- Passage -
Segment Open
Updated: Sep 18, 2019
So, you are sitting sipping a refreshing long Island tree on your beach deck chair when the sand beneath you begins to shake.
Is it an earthquake or a Tsunami warning perhaps? Nope, its 33 baby turtles who have just hatched and are making a mad scramble to the surface to take their first gulp of breath. They are on their own with no one to take care of them.
Sitting down on the Sanur beach with Richard Parker, I get the low down on these amazingly adorable “Olive Ridley” turtles.
Richard tells me that June, July and August are the primary months for the turtles to hatch. This means that the locals, himself included, are on the lookout on the beach for any unusual movement.
The mother comes onto the beach at high tide to dig and lay her eggs. Unfortunately, the timing of the babies hatching isn’t always at the most convenient time. When the tide is out, the turtles would have 1 km of treacherous ground to cover whilst under the eye of scavenging birds above.
Segment Closed
- Exercise objective -
Copy out the full passage about the Olive Ridley turtles hatching on Sanur beach word for word.

Records from a data collection:
Segment Open
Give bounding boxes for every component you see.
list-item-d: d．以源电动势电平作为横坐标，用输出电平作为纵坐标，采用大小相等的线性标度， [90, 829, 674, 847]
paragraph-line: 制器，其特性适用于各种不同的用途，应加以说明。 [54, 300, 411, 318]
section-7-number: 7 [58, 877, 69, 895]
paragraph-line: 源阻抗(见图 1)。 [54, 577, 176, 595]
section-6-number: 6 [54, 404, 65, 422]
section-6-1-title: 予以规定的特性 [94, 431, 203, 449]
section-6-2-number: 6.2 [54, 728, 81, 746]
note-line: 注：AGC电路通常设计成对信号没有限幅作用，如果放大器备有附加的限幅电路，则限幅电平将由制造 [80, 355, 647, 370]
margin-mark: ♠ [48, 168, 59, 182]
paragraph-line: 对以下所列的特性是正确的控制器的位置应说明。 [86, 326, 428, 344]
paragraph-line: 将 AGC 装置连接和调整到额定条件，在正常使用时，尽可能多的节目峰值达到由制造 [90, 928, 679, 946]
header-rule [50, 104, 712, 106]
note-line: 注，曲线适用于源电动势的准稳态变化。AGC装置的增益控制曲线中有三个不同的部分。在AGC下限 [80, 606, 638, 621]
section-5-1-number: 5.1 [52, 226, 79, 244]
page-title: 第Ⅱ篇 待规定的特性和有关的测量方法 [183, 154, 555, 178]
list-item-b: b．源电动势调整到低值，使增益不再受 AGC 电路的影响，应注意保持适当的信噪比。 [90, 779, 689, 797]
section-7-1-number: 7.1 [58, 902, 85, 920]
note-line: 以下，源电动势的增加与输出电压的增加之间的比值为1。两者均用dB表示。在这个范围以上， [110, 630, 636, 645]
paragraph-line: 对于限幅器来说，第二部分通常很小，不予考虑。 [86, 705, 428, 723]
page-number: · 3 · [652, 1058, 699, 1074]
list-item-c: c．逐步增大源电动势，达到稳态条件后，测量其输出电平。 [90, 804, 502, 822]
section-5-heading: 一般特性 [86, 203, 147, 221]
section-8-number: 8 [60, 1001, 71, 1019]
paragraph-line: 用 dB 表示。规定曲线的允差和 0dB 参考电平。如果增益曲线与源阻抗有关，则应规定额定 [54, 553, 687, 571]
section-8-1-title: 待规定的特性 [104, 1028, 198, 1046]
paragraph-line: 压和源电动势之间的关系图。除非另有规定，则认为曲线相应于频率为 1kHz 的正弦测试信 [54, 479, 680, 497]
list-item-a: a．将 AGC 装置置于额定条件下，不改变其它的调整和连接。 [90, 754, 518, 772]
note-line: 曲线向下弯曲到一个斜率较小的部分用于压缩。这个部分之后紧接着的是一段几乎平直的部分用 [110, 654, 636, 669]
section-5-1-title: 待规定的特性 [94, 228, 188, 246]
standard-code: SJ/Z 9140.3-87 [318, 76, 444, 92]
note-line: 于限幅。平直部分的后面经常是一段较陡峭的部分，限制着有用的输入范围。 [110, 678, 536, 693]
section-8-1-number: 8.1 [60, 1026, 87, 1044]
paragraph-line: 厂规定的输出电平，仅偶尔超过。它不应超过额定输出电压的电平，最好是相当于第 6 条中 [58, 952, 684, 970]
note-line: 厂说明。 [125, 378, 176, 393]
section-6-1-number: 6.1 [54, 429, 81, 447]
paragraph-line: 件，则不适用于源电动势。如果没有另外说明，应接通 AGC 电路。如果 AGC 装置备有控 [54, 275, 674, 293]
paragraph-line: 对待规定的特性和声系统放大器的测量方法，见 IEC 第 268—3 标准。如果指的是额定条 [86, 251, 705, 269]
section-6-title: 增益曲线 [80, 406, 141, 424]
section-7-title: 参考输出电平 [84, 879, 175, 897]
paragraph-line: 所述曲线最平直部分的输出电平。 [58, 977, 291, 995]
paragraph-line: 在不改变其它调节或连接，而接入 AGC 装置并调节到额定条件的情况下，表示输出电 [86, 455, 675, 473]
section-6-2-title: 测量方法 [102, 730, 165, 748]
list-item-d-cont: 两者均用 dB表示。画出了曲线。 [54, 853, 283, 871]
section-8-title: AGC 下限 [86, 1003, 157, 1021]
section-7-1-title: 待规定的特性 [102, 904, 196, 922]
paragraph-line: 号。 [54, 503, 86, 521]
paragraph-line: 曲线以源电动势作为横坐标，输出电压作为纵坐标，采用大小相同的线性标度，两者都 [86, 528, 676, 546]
Segment Closed
- Expected answer -
Updated: Sep 18, 2019
So, you are sitting sipping a refreshing long Island tree on your beach deck chair when the sand beneath you begins to shake.
Is it an earthquake or a Tsunami warning perhaps? Nope, its 33 baby turtles who have just hatched and are making a mad scramble to the surface to take their first gulp of breath. They are on their own with no one to take care of them.
Sitting down on the Sanur beach with Richard Parker, I get the low down on these amazingly adorable “Olive Ridley” turtles.
Richard tells me that June, July and August are the primary months for the turtles to hatch. This means that the locals, himself included, are on the lookout on the beach for any unusual movement.
The mother comes onto the beach at high tide to dig and lay her eggs. Unfortunately, the timing of the babies hatching isn’t always at the most convenient time. When the tide is out, the turtles would have 1 km of treacherous ground to cover whilst under the eye of scavenging birds above.